> [ARTICLE]:
════════════════
#  Feed Forward Neural Network with Tensorflow
> <span style="color:gray">
Original [Theano/Lasagne tutorial](https://github.com/DeepLearningDTU/nvidia_deep_learning_summercamp_2016/blob/master/lab1/lab1_FFN.ipynb) by 
Lars Maaløe ([larsmaaloee](https://github.com/larsmaaloee)),
Søren Kaae Sønderby ([skaae](https://github.com/skaae)), and 
Casper Sønderby ([casperkaae](https://github.com/casperkaae)). 
Converted to TensorFlow by 
Alexander R. Johansen ([alrojo](https://github.com/alrojo)), 
and updated by 
Toke Faurby ([faur](https://github.com/Faur)) and 
Mikkel Vilstrup ([mvilstrup](https://github.com/MVilstrup)).
</span>


Now that we have looked at how we can build a network both with traditional (and slow) software practises and speed up the process with linear algebra. 
We will dive into how deep learning is done using a numerical optimization library, namely TensorFlow.
════════════════
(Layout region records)
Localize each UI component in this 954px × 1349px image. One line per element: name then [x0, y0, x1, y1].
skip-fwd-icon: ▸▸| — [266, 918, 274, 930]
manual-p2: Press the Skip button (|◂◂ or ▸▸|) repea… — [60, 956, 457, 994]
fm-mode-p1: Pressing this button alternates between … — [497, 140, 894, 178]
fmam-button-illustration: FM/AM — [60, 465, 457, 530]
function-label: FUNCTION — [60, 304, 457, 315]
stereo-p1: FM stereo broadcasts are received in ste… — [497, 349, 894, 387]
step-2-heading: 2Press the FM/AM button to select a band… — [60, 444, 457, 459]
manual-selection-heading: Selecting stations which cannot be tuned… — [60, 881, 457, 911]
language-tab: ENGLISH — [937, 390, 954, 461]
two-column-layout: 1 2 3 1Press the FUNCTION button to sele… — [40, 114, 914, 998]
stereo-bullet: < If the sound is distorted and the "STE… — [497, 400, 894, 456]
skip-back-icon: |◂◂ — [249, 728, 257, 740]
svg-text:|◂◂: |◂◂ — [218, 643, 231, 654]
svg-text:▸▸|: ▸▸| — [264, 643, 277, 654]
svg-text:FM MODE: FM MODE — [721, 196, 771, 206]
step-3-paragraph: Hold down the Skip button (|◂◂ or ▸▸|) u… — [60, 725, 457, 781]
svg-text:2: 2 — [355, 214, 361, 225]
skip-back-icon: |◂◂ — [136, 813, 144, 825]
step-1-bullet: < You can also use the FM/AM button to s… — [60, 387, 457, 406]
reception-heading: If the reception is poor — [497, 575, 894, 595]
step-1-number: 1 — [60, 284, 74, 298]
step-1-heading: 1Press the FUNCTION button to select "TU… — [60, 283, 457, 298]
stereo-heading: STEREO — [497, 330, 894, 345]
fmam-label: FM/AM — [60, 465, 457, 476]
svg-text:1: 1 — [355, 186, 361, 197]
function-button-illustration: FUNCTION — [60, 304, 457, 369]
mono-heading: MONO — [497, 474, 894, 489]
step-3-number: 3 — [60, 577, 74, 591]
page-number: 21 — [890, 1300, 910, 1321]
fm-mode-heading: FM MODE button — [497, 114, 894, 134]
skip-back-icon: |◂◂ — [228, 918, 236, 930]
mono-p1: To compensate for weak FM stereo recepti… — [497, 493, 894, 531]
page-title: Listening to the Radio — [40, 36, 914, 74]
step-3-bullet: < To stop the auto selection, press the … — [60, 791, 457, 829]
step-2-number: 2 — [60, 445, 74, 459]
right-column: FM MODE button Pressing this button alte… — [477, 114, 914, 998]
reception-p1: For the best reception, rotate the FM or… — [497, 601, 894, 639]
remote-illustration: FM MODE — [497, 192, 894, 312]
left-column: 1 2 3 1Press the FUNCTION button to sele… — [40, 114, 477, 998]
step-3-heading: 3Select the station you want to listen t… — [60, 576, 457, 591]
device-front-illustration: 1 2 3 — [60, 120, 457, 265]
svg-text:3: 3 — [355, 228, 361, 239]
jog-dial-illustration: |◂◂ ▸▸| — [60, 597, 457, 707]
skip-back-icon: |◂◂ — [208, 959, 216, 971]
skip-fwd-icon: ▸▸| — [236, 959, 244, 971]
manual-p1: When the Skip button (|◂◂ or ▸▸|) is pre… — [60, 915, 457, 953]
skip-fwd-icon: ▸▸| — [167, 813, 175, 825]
════════════════
> [WHAT YOU ARE ASKED TO DO]:
Based on the TensorFlow tutorial's opening lines, explain in one to three sentences why linear algebra was brought into building the network.

> [SOLUTION FOR THIS EXERCISE]:
Building a network with traditional software practices is slow. Linear algebra was used to speed up that process.